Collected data
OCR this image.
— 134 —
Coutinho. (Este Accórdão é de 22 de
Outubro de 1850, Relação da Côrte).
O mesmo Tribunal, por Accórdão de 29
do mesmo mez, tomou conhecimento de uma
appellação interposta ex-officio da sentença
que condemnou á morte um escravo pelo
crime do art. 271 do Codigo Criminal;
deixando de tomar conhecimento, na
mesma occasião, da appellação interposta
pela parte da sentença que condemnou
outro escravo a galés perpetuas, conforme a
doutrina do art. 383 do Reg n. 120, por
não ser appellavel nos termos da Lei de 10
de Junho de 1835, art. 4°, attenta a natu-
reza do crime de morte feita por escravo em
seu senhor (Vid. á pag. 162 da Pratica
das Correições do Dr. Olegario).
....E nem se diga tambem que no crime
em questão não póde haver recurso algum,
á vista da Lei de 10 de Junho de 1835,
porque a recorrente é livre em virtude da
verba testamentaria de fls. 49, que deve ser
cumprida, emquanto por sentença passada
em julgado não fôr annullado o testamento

### Set exercise
Reproduce each entry exactly, leaving out nothing.

### The output
OCR this image.
— 134 —
Coutinho. (Este Accórdão é de 22 de
Outubro de 1850, Relação da Côrte).
O mesmo Tribunal, por Accórdão de 29
do mesmo mez, tomou conhecimento de uma
appellação interposta ex-officio da sentença
que condemnou á morte um escravo pelo
crime do art. 271 do Codigo Criminal;
deixando de tomar conhecimento, na
mesma occasião, da appellação interposta
pela parte da sentença que condemnou
outro escravo a galés perpetuas, conforme a
doutrina do art. 383 do Reg n. 120, por
não ser appellavel nos termos da Lei de 10
de Junho de 1835, art. 4°, attenta a natu-
reza do crime de morte feita por escravo em
seu senhor (Vid. á pag. 162 da Pratica
das Correições do Dr. Olegario).
....E nem se diga tambem que no crime
em questão não póde haver recurso algum,
á vista da Lei de 10 de Junho de 1835,
porque a recorrente é livre em virtude da
verba testamentaria de fls. 49, que deve ser
cumprida, emquanto por sentença passada
em julgado não fôr annullado o testamento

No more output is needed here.